**Figure record extracts**

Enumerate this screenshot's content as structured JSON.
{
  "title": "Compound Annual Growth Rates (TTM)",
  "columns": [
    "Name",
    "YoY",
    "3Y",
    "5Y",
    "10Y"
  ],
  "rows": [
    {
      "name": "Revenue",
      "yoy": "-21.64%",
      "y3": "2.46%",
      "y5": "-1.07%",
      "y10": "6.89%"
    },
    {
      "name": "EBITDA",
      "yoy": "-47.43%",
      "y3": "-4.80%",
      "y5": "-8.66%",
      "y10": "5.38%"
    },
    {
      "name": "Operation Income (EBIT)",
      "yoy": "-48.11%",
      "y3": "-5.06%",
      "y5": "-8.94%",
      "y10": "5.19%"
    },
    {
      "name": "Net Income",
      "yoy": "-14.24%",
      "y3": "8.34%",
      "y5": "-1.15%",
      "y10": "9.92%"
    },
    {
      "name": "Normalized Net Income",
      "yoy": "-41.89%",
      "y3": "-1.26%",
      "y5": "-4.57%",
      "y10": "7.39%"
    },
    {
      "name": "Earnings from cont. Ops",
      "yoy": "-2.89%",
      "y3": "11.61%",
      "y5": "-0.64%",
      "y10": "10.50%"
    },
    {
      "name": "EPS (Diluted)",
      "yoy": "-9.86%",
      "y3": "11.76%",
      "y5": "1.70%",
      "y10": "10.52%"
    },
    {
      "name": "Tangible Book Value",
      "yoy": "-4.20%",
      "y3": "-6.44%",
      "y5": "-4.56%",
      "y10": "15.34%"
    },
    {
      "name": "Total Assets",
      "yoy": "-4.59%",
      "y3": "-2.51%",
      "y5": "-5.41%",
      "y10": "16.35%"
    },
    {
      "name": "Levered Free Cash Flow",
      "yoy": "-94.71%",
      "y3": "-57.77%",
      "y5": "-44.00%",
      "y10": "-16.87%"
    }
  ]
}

**Problem statement**
Transcribe every entry word for word.

**Exercise solution**
Enumerate this screenshot's content as structured JSON.
{
  "title": "Compound Annual Growth Rates (TTM)",
  "columns": [
    "Name",
    "YoY",
    "3Y",
    "5Y",
    "10Y"
  ],
  "rows": [
    {
      "name": "Revenue",
      "yoy": "-21.64%",
      "y3": "2.46%",
      "y5": "-1.07%",
      "y10": "6.89%"
    },
    {
      "name": "EBITDA",
      "yoy": "-47.43%",
      "y3": "-4.80%",
      "y5": "-8.66%",
      "y10": "5.38%"
    },
    {
      "name": "Operation Income (EBIT)",
      "yoy": "-48.11%",
      "y3": "-5.06%",
      "y5": "-8.94%",
      "y10": "5.19%"
    },
    {
      "name": "Net Income",
      "yoy": "-14.24%",
      "y3": "8.34%",
      "y5": "-1.15%",
      "y10": "9.92%"
    },
    {
      "name": "Normalized Net Income",
      "yoy": "-41.89%",
      "y3": "-1.26%",
      "y5": "-4.57%",
      "y10": "7.39%"
    },
    {
      "name": "Earnings from cont. Ops",
      "yoy": "-2.89%",
      "y3": "11.61%",
      "y5": "-0.64%",
      "y10": "10.50%"
    },
    {
      "name": "EPS (Diluted)",
      "yoy": "-9.86%",
      "y3": "11.76%",
      "y5": "1.70%",
      "y10": "10.52%"
    },
    {
      "name": "Tangible Book Value",
      "yoy": "-4.20%",
      "y3": "-6.44%",
      "y5": "-4.56%",
      "y10": "15.34%"
    },
    {
      "name": "Total Assets",
      "yoy": "-4.59%",
      "y3": "-2.51%",
      "y5": "-5.41%",
      "y10": "16.35%"
    },
    {
      "name": "Levered Free Cash Flow",
      "yoy": "-94.71%",
      "y3": "-57.77%",
      "y5": "-44.00%",
      "y10": "-16.87%"
    }
  ]
}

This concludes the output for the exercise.